··· THE DATA ···

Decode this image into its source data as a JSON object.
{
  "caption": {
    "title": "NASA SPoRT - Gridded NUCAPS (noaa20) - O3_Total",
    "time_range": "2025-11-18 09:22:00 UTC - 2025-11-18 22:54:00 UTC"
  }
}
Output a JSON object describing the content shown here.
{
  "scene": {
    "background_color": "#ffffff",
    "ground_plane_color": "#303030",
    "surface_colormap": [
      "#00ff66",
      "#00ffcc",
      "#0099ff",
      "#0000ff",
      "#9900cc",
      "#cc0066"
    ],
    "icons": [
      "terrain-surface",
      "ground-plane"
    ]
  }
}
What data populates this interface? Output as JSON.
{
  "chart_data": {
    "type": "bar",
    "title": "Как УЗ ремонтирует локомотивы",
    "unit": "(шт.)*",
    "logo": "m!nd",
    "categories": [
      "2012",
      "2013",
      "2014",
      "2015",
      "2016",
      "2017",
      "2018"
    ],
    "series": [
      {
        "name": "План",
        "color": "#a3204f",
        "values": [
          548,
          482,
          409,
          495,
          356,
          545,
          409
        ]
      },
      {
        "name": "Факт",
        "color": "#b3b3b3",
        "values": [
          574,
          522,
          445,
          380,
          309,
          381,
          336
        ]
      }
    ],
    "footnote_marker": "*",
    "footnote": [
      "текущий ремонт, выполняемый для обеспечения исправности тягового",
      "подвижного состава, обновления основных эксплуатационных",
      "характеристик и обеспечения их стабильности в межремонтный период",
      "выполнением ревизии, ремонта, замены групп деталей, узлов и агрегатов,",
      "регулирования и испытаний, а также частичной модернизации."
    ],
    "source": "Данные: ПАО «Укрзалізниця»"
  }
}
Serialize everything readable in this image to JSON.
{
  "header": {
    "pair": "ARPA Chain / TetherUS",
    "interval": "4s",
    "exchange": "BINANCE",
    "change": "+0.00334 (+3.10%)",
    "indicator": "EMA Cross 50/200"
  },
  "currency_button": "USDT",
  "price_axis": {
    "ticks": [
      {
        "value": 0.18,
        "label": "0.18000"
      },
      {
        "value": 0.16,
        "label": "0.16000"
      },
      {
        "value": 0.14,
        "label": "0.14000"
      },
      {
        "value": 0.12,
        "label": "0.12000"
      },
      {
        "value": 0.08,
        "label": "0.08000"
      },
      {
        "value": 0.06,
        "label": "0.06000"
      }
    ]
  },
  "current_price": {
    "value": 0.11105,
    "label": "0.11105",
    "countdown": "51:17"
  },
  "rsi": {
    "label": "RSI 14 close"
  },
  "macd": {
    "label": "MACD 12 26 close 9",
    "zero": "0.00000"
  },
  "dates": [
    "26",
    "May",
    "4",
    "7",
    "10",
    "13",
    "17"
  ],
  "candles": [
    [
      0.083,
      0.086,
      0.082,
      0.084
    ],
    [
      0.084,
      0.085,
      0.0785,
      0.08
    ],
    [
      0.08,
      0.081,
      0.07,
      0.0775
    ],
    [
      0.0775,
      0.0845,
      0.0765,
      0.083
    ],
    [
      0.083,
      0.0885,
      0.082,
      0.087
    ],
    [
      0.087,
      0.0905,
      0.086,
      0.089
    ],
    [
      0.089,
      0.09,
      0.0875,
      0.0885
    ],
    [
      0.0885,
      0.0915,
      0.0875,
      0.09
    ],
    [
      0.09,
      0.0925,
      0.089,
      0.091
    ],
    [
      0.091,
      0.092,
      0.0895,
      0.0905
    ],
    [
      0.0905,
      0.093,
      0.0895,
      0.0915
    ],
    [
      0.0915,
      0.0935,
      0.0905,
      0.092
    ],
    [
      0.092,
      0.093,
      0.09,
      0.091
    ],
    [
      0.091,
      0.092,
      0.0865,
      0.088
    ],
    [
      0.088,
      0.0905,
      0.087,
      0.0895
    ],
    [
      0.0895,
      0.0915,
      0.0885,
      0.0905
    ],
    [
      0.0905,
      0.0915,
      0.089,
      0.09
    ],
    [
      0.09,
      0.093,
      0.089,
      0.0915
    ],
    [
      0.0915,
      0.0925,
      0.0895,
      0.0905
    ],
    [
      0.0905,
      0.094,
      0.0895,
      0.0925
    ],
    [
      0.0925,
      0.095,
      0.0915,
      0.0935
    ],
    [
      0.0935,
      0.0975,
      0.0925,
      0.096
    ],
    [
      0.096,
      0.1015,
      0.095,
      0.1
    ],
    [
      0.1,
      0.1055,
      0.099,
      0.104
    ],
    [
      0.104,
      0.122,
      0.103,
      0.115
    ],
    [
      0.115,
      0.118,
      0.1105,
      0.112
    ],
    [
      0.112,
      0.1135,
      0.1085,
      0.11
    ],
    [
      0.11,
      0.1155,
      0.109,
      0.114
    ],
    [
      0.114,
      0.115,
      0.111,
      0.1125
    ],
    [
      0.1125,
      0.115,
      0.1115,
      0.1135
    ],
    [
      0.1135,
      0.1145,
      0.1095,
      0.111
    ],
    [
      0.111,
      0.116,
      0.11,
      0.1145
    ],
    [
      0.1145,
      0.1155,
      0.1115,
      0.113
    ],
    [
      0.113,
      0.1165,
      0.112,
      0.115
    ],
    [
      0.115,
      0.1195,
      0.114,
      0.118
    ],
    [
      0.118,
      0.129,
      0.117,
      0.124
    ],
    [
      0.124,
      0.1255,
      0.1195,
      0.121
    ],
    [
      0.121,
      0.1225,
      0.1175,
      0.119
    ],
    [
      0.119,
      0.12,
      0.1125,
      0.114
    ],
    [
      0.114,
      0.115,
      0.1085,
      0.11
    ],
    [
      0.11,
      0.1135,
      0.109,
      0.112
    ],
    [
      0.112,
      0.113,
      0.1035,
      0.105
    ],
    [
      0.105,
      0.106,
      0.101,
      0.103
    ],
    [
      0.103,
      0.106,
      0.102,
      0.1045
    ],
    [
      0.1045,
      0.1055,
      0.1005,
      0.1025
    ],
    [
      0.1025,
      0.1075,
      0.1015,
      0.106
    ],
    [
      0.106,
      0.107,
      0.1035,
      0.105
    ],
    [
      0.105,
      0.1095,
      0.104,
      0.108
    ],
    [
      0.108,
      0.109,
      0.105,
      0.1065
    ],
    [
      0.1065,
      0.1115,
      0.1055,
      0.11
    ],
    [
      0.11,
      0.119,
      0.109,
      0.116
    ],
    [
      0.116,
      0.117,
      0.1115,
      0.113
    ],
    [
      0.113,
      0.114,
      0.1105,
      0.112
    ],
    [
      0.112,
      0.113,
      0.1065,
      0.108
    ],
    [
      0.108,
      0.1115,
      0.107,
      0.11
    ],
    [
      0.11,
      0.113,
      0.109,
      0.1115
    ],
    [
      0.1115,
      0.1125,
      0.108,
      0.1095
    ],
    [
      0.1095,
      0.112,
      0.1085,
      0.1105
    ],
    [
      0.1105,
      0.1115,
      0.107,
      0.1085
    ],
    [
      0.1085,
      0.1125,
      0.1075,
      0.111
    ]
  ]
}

···

AIM:
Extract each record, keeping it identical to the original.

COMPLETE ANSWER:
Decode this image into its source data as a JSON object.
{
  "caption": {
    "title": "NASA SPoRT - Gridded NUCAPS (noaa20) - O3_Total",
    "time_range": "2025-11-18 09:22:00 UTC - 2025-11-18 22:54:00 UTC"
  }
}
Output a JSON object describing the content shown here.
{
  "scene": {
    "background_color": "#ffffff",
    "ground_plane_color": "#303030",
    "surface_colormap": [
      "#00ff66",
      "#00ffcc",
      "#0099ff",
      "#0000ff",
      "#9900cc",
      "#cc0066"
    ],
    "icons": [
      "terrain-surface",
      "ground-plane"
    ]
  }
}
What data populates this interface? Output as JSON.
{
  "chart_data": {
    "type": "bar",
    "title": "Как УЗ ремонтирует локомотивы",
    "unit": "(шт.)*",
    "logo": "m!nd",
    "categories": [
      "2012",
      "2013",
      "2014",
      "2015",
      "2016",
      "2017",
      "2018"
    ],
    "series": [
      {
        "name": "План",
        "color": "#a3204f",
        "values": [
          548,
          482,
          409,
          495,
          356,
          545,
          409
        ]
      },
      {
        "name": "Факт",
        "color": "#b3b3b3",
        "values": [
          574,
          522,
          445,
          380,
          309,
          381,
          336
        ]
      }
    ],
    "footnote_marker": "*",
    "footnote": [
      "текущий ремонт, выполняемый для обеспечения исправности тягового",
      "подвижного состава, обновления основных эксплуатационных",
      "характеристик и обеспечения их стабильности в межремонтный период",
      "выполнением ревизии, ремонта, замены групп деталей, узлов и агрегатов,",
      "регулирования и испытаний, а также частичной модернизации."
    ],
    "source": "Данные: ПАО «Укрзалізниця»"
  }
}
Serialize everything readable in this image to JSON.
{
  "header": {
    "pair": "ARPA Chain / TetherUS",
    "interval": "4s",
    "exchange": "BINANCE",
    "change": "+0.00334 (+3.10%)",
    "indicator": "EMA Cross 50/200"
  },
  "currency_button": "USDT",
  "price_axis": {
    "ticks": [
      {
        "value": 0.18,
        "label": "0.18000"
      },
      {
        "value": 0.16,
        "label": "0.16000"
      },
      {
        "value": 0.14,
        "label": "0.14000"
      },
      {
        "value": 0.12,
        "label": "0.12000"
      },
      {
        "value": 0.08,
        "label": "0.08000"
      },
      {
        "value": 0.06,
        "label": "0.06000"
      }
    ]
  },
  "current_price": {
    "value": 0.11105,
    "label": "0.11105",
    "countdown": "51:17"
  },
  "rsi": {
    "label": "RSI 14 close"
  },
  "macd": {
    "label": "MACD 12 26 close 9",
    "zero": "0.00000"
  },
  "dates": [
    "26",
    "May",
    "4",
    "7",
    "10",
    "13",
    "17"
  ],
  "candles": [
    [
      0.083,
      0.086,
      0.082,
      0.084
    ],
    [
      0.084,
      0.085,
      0.0785,
      0.08
    ],
    [
      0.08,
      0.081,
      0.07,
      0.0775
    ],
    [
      0.0775,
      0.0845,
      0.0765,
      0.083
    ],
    [
      0.083,
      0.0885,
      0.082,
      0.087
    ],
    [
      0.087,
      0.0905,
      0.086,
      0.089
    ],
    [
      0.089,
      0.09,
      0.0875,
      0.0885
    ],
    [
      0.0885,
      0.0915,
      0.0875,
      0.09
    ],
    [
      0.09,
      0.0925,
      0.089,
      0.091
    ],
    [
      0.091,
      0.092,
      0.0895,
      0.0905
    ],
    [
      0.0905,
      0.093,
      0.0895,
      0.0915
    ],
    [
      0.0915,
      0.0935,
      0.0905,
      0.092
    ],
    [
      0.092,
      0.093,
      0.09,
      0.091
    ],
    [
      0.091,
      0.092,
      0.0865,
      0.088
    ],
    [
      0.088,
      0.0905,
      0.087,
      0.0895
    ],
    [
      0.0895,
      0.0915,
      0.0885,
      0.0905
    ],
    [
      0.0905,
      0.0915,
      0.089,
      0.09
    ],
    [
      0.09,
      0.093,
      0.089,
      0.0915
    ],
    [
      0.0915,
      0.0925,
      0.0895,
      0.0905
    ],
    [
      0.0905,
      0.094,
      0.0895,
      0.0925
    ],
    [
      0.0925,
      0.095,
      0.0915,
      0.0935
    ],
    [
      0.0935,
      0.0975,
      0.0925,
      0.096
    ],
    [
      0.096,
      0.1015,
      0.095,
      0.1
    ],
    [
      0.1,
      0.1055,
      0.099,
      0.104
    ],
    [
      0.104,
      0.122,
      0.103,
      0.115
    ],
    [
      0.115,
      0.118,
      0.1105,
      0.112
    ],
    [
      0.112,
      0.1135,
      0.1085,
      0.11
    ],
    [
      0.11,
      0.1155,
      0.109,
      0.114
    ],
    [
      0.114,
      0.115,
      0.111,
      0.1125
    ],
    [
      0.1125,
      0.115,
      0.1115,
      0.1135
    ],
    [
      0.1135,
      0.1145,
      0.1095,
      0.111
    ],
    [
      0.111,
      0.116,
      0.11,
      0.1145
    ],
    [
      0.1145,
      0.1155,
      0.1115,
      0.113
    ],
    [
      0.113,
      0.1165,
      0.112,
      0.115
    ],
    [
      0.115,
      0.1195,
      0.114,
      0.118
    ],
    [
      0.118,
      0.129,
      0.117,
      0.124
    ],
    [
      0.124,
      0.1255,
      0.1195,
      0.121
    ],
    [
      0.121,
      0.1225,
      0.1175,
      0.119
    ],
    [
      0.119,
      0.12,
      0.1125,
      0.114
    ],
    [
      0.114,
      0.115,
      0.1085,
      0.11
    ],
    [
      0.11,
      0.1135,
      0.109,
      0.112
    ],
    [
      0.112,
      0.113,
      0.1035,
      0.105
    ],
    [
      0.105,
      0.106,
      0.101,
      0.103
    ],
    [
      0.103,
      0.106,
      0.102,
      0.1045
    ],
    [
      0.1045,
      0.1055,
      0.1005,
      0.1025
    ],
    [
      0.1025,
      0.1075,
      0.1015,
      0.106
    ],
    [
      0.106,
      0.107,
      0.1035,
      0.105
    ],
    [
      0.105,
      0.1095,
      0.104,
      0.108
    ],
    [
      0.108,
      0.109,
      0.105,
      0.1065
    ],
    [
      0.1065,
      0.1115,
      0.1055,
      0.11
    ],
    [
      0.11,
      0.119,
      0.109,
      0.116
    ],
    [
      0.116,
      0.117,
      0.1115,
      0.113
    ],
    [
      0.113,
      0.114,
      0.1105,
      0.112
    ],
    [
      0.112,
      0.113,
      0.1065,
      0.108
    ],
    [
      0.108,
      0.1115,
      0.107,
      0.11
    ],
    [
      0.11,
      0.113,
      0.109,
      0.1115
    ],
    [
      0.1115,
      0.1125,
      0.108,
      0.1095
    ],
    [
      0.1095,
      0.112,
      0.1085,
      0.1105
    ],
    [
      0.1105,
      0.1115,
      0.107,
      0.1085
    ],
    [
      0.1085,
      0.1125,
      0.1075,
      0.111
    ]
  ]
}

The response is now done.